# Task description
Would you set down every entry shown below, precisely as written?
-- Raw data start --
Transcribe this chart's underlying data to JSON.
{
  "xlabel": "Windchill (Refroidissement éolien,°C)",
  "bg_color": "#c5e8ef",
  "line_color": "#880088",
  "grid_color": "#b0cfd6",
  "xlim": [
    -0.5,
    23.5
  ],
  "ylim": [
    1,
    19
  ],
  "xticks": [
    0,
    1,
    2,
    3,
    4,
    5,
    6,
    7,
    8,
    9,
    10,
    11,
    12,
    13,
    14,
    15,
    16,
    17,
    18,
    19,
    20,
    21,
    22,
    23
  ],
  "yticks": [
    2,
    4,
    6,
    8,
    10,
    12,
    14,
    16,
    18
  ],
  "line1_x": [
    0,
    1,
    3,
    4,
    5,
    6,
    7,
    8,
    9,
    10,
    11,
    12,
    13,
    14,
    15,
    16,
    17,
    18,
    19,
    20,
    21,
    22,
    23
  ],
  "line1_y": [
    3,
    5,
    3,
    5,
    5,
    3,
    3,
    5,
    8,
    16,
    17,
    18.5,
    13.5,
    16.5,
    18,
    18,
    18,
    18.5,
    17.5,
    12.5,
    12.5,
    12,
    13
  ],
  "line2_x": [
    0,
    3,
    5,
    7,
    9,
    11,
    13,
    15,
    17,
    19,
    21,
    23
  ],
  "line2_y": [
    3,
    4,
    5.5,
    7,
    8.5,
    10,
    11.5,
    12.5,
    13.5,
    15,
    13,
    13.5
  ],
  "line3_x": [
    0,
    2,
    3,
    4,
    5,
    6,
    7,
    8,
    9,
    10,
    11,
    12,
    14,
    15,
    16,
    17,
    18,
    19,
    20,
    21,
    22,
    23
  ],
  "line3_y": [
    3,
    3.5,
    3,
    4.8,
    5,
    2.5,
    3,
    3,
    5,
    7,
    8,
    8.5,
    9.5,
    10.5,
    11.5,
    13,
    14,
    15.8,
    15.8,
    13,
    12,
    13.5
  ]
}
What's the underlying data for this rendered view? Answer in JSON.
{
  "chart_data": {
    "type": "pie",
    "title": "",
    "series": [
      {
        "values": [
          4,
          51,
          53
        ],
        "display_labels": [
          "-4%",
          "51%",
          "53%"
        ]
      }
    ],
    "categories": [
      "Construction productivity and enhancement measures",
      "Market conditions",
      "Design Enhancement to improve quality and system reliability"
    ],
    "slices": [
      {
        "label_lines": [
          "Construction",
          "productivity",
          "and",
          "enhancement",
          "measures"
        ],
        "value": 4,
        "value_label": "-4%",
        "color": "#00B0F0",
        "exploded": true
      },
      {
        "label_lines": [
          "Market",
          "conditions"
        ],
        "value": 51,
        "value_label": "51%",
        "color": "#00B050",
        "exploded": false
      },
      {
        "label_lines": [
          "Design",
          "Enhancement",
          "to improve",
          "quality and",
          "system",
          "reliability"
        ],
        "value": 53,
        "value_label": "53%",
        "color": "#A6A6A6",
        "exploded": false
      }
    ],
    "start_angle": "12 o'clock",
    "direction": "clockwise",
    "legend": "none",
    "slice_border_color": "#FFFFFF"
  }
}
-- Raw data end --
# Completed exercise
Transcribe this chart's underlying data to JSON.
{
  "xlabel": "Windchill (Refroidissement éolien,°C)",
  "bg_color": "#c5e8ef",
  "line_color": "#880088",
  "grid_color": "#b0cfd6",
  "xlim": [
    -0.5,
    23.5
  ],
  "ylim": [
    1,
    19
  ],
  "xticks": [
    0,
    1,
    2,
    3,
    4,
    5,
    6,
    7,
    8,
    9,
    10,
    11,
    12,
    13,
    14,
    15,
    16,
    17,
    18,
    19,
    20,
    21,
    22,
    23
  ],
  "yticks": [
    2,
    4,
    6,
    8,
    10,
    12,
    14,
    16,
    18
  ],
  "line1_x": [
    0,
    1,
    3,
    4,
    5,
    6,
    7,
    8,
    9,
    10,
    11,
    12,
    13,
    14,
    15,
    16,
    17,
    18,
    19,
    20,
    21,
    22,
    23
  ],
  "line1_y": [
    3,
    5,
    3,
    5,
    5,
    3,
    3,
    5,
    8,
    16,
    17,
    18.5,
    13.5,
    16.5,
    18,
    18,
    18,
    18.5,
    17.5,
    12.5,
    12.5,
    12,
    13
  ],
  "line2_x": [
    0,
    3,
    5,
    7,
    9,
    11,
    13,
    15,
    17,
    19,
    21,
    23
  ],
  "line2_y": [
    3,
    4,
    5.5,
    7,
    8.5,
    10,
    11.5,
    12.5,
    13.5,
    15,
    13,
    13.5
  ],
  "line3_x": [
    0,
    2,
    3,
    4,
    5,
    6,
    7,
    8,
    9,
    10,
    11,
    12,
    14,
    15,
    16,
    17,
    18,
    19,
    20,
    21,
    22,
    23
  ],
  "line3_y": [
    3,
    3.5,
    3,
    4.8,
    5,
    2.5,
    3,
    3,
    5,
    7,
    8,
    8.5,
    9.5,
    10.5,
    11.5,
    13,
    14,
    15.8,
    15.8,
    13,
    12,
    13.5
  ]
}
What's the underlying data for this rendered view? Answer in JSON.
{
  "chart_data": {
    "type": "pie",
    "title": "",
    "series": [
      {
        "values": [
          4,
          51,
          53
        ],
        "display_labels": [
          "-4%",
          "51%",
          "53%"
        ]
      }
    ],
    "categories": [
      "Construction productivity and enhancement measures",
      "Market conditions",
      "Design Enhancement to improve quality and system reliability"
    ],
    "slices": [
      {
        "label_lines": [
          "Construction",
          "productivity",
          "and",
          "enhancement",
          "measures"
        ],
        "value": 4,
        "value_label": "-4%",
        "color": "#00B0F0",
        "exploded": true
      },
      {
        "label_lines": [
          "Market",
          "conditions"
        ],
        "value": 51,
        "value_label": "51%",
        "color": "#00B050",
        "exploded": false
      },
      {
        "label_lines": [
          "Design",
          "Enhancement",
          "to improve",
          "quality and",
          "system",
          "reliability"
        ],
        "value": 53,
        "value_label": "53%",
        "color": "#A6A6A6",
        "exploded": false
      }
    ],
    "start_angle": "12 o'clock",
    "direction": "clockwise",
    "legend": "none",
    "slice_border_color": "#FFFFFF"
  }
}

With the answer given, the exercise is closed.